> [Given data]
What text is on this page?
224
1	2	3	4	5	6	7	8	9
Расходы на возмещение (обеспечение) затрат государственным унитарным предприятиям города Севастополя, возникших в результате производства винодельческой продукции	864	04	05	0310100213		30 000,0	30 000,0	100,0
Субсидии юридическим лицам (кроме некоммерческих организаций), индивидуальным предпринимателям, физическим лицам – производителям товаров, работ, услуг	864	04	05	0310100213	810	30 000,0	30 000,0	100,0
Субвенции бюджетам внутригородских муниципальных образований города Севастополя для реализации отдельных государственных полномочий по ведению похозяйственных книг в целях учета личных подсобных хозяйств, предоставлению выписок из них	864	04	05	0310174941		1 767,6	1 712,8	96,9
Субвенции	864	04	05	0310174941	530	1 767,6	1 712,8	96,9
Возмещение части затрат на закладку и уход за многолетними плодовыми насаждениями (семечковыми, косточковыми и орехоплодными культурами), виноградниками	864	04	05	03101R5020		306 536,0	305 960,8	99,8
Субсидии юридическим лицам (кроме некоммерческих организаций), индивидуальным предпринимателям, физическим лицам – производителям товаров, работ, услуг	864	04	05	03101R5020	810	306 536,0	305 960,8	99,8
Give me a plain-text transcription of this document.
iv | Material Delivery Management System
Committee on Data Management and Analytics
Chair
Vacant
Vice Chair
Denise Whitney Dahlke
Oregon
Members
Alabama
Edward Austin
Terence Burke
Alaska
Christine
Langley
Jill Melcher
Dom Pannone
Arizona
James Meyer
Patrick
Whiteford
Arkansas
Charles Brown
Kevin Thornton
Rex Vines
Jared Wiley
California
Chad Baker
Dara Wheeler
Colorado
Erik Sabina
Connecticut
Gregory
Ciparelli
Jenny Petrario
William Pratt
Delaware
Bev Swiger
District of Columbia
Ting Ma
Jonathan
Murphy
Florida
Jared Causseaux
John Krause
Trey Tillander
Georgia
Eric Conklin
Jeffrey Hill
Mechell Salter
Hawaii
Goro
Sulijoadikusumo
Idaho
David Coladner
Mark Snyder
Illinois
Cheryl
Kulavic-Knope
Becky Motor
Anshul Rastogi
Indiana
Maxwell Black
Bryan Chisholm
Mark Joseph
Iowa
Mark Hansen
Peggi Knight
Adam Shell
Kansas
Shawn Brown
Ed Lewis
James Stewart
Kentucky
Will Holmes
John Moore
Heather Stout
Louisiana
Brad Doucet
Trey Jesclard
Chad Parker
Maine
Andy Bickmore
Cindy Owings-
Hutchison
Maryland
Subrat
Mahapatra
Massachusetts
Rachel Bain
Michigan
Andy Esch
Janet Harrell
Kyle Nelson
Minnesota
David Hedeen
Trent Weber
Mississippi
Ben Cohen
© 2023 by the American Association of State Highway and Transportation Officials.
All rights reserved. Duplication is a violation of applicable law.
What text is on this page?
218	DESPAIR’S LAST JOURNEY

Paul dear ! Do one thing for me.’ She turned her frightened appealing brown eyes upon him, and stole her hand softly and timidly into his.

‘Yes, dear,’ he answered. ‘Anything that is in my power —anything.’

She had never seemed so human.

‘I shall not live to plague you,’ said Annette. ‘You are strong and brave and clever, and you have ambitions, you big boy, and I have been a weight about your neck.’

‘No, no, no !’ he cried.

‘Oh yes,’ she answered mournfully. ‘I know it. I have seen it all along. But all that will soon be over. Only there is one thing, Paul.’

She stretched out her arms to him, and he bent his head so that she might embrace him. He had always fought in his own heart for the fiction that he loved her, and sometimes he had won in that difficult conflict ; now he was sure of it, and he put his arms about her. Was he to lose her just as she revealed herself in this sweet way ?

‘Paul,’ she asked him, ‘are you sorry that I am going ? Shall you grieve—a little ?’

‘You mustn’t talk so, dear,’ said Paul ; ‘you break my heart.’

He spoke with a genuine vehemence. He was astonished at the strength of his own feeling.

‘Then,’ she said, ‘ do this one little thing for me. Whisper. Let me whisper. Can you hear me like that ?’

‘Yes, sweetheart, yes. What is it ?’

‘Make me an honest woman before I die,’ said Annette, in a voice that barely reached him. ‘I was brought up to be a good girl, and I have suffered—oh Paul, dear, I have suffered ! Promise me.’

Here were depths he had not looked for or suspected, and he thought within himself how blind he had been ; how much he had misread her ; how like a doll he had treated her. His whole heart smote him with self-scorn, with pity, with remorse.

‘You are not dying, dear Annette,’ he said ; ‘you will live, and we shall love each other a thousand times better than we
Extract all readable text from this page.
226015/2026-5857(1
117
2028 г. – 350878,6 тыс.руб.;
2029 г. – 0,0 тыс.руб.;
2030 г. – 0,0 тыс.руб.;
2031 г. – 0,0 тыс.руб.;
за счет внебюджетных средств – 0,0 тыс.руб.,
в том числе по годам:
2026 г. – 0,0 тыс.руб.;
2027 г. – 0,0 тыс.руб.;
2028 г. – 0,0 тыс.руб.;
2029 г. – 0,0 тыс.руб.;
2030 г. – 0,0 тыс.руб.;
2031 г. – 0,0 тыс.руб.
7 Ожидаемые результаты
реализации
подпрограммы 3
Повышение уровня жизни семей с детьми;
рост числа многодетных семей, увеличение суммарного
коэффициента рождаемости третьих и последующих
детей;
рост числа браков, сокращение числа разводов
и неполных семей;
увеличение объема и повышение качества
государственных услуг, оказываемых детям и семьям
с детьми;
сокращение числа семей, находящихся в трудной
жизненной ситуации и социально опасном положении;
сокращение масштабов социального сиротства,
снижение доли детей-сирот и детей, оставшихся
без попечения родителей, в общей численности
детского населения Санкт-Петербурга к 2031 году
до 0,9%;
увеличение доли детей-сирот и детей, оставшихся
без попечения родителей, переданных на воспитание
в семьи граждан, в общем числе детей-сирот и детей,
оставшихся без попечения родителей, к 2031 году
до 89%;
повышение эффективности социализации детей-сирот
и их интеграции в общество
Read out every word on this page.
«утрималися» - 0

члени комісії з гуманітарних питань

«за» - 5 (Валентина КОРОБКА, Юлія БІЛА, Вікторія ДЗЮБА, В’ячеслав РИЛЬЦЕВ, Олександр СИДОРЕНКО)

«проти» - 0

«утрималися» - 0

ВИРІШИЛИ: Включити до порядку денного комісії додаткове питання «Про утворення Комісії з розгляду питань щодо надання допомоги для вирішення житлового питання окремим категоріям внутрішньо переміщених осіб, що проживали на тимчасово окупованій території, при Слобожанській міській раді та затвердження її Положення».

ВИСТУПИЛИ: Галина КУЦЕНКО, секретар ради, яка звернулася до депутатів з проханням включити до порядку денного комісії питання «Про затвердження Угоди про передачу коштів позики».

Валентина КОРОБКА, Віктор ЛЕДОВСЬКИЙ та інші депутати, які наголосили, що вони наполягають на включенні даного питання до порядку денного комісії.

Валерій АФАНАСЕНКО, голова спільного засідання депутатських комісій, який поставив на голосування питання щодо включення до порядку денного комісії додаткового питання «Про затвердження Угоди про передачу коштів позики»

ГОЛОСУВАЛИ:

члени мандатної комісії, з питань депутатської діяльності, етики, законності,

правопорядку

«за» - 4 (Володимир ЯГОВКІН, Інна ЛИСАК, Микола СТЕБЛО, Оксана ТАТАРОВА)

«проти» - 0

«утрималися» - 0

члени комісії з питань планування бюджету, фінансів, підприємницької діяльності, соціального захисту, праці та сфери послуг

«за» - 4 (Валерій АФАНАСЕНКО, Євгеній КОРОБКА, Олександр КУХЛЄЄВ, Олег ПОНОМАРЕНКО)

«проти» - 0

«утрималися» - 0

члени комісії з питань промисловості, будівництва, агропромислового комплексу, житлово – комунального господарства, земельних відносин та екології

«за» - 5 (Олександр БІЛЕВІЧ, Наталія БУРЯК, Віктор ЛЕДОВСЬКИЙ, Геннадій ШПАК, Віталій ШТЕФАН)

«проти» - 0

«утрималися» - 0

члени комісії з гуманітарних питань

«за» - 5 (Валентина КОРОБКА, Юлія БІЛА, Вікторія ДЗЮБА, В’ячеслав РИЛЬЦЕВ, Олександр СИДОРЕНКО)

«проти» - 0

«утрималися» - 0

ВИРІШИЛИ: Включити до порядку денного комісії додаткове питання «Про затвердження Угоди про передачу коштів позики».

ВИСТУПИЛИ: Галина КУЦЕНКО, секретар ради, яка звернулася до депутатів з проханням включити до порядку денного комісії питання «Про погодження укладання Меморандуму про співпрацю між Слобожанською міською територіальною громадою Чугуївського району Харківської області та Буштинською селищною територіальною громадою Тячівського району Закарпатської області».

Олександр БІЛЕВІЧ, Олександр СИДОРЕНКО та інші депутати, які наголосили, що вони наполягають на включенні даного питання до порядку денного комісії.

> [Task brief]
Locate the lines above that contain "Валерій" and copy them.

> [Right answer]
Валерій АФАНАСЕНКО, голова спільного засідання депутатських комісій, який поставив на голосування питання щодо включення до порядку денного комісії додаткового питання «Про затвердження Угоди про передачу коштів позики»
«за» - 4 (Валерій АФАНАСЕНКО, Євгеній КОРОБКА, Олександр КУХЛЄЄВ, Олег ПОНОМАРЕНКО)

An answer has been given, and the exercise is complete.